* Objective *
Exclude the pictures, then repeat the remaining data exactly.

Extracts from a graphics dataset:
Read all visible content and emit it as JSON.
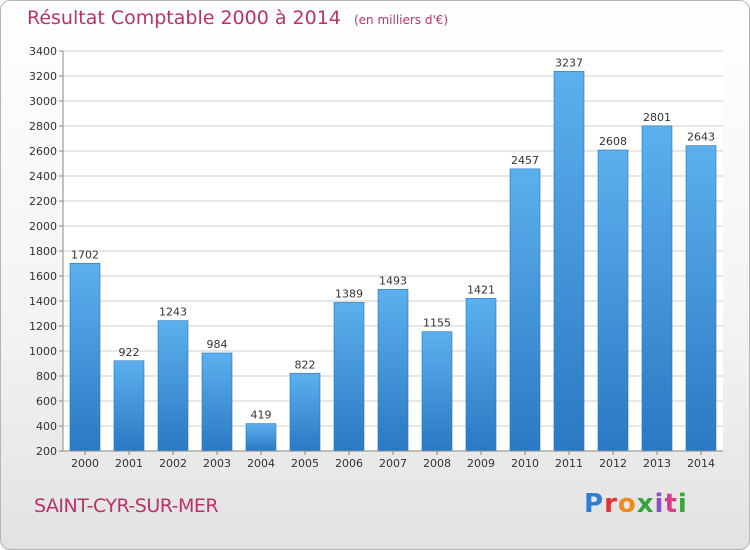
{
  "chart": {
    "title": "Résultat Comptable 2000 à 2014",
    "unit": "(en milliers d'€)",
    "location": "SAINT-CYR-SUR-MER",
    "brand": "Proxiti",
    "brand_colors": [
      "#2f7fd1",
      "#e2333b",
      "#f08a1d",
      "#3ba33b",
      "#8a4fc7",
      "#d83a8c",
      "#3ba33b"
    ]
  },
  "chart_data": {
    "type": "bar",
    "title": "Résultat Comptable 2000 à 2014",
    "categories": [
      "2000",
      "2001",
      "2002",
      "2003",
      "2004",
      "2005",
      "2006",
      "2007",
      "2008",
      "2009",
      "2010",
      "2011",
      "2012",
      "2013",
      "2014"
    ],
    "values": [
      1702,
      922,
      1243,
      984,
      419,
      822,
      1389,
      1493,
      1155,
      1421,
      2457,
      3237,
      2608,
      2801,
      2643
    ],
    "ylim": [
      200,
      3400
    ],
    "yticks": [
      200,
      400,
      600,
      800,
      1000,
      1200,
      1400,
      1600,
      1800,
      2000,
      2200,
      2400,
      2600,
      2800,
      3000,
      3200,
      3400
    ],
    "grid": true,
    "bar_color": "#4a9fe0",
    "grid_color": "#cfcfcf"
  }
}
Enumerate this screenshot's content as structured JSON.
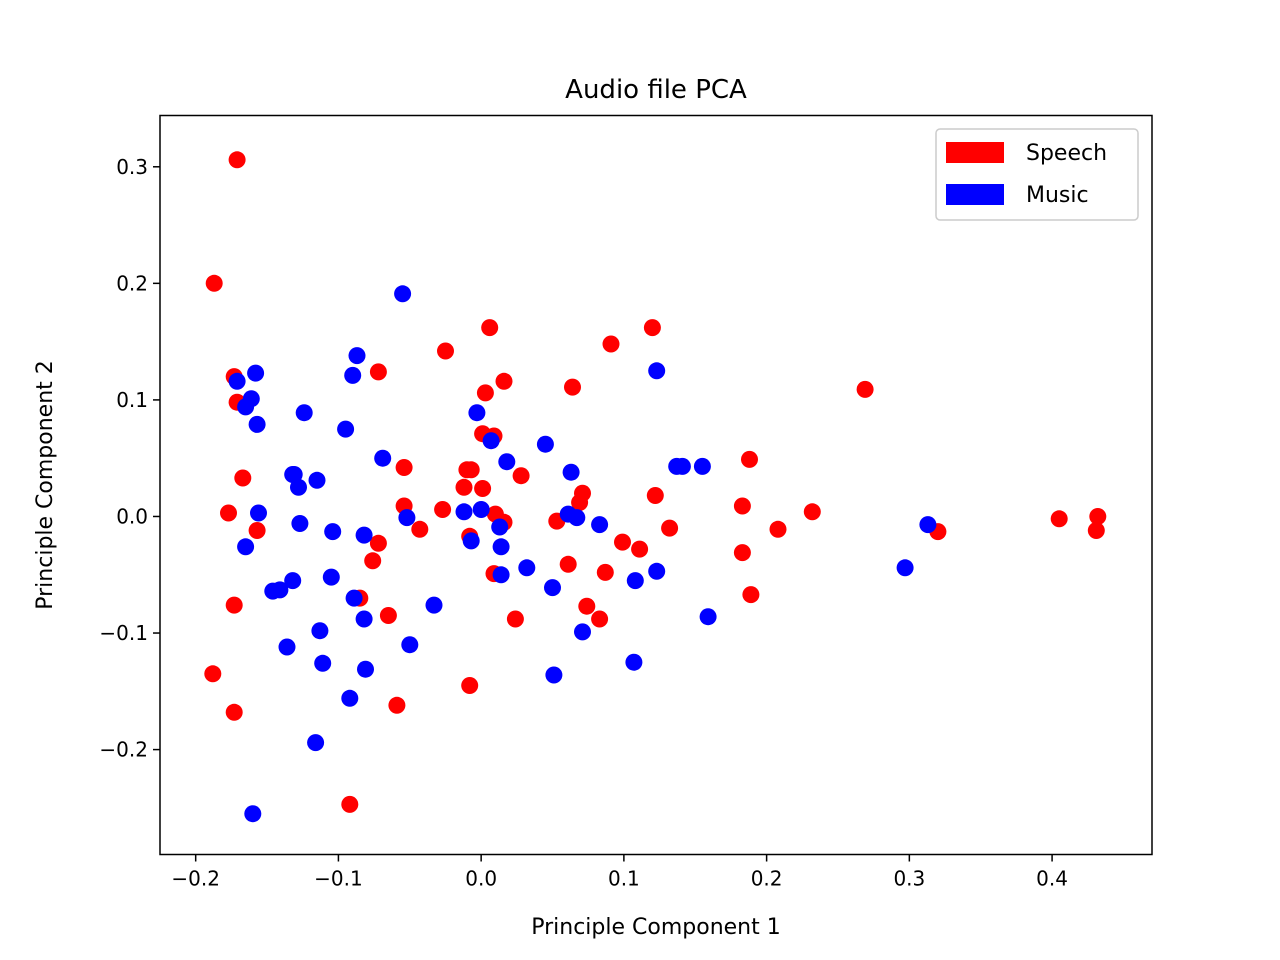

* Correct answer *
Read all visible content and emit it as JSON.
{
  "chart": {
    "title": "Résultat Comptable 2000 à 2014",
    "unit": "(en milliers d'€)",
    "location": "SAINT-CYR-SUR-MER",
    "brand": "Proxiti",
    "brand_colors": [
      "#2f7fd1",
      "#e2333b",
      "#f08a1d",
      "#3ba33b",
      "#8a4fc7",
      "#d83a8c",
      "#3ba33b"
    ]
  },
  "chart_data": {
    "type": "bar",
    "title": "Résultat Comptable 2000 à 2014",
    "categories": [
      "2000",
      "2001",
      "2002",
      "2003",
      "2004",
      "2005",
      "2006",
      "2007",
      "2008",
      "2009",
      "2010",
      "2011",
      "2012",
      "2013",
      "2014"
    ],
    "values": [
      1702,
      922,
      1243,
      984,
      419,
      822,
      1389,
      1493,
      1155,
      1421,
      2457,
      3237,
      2608,
      2801,
      2643
    ],
    "ylim": [
      200,
      3400
    ],
    "yticks": [
      200,
      400,
      600,
      800,
      1000,
      1200,
      1400,
      1600,
      1800,
      2000,
      2200,
      2400,
      2600,
      2800,
      3000,
      3200,
      3400
    ],
    "grid": true,
    "bar_color": "#4a9fe0",
    "grid_color": "#cfcfcf"
  }
}
Enumerate this screenshot's content as structured JSON.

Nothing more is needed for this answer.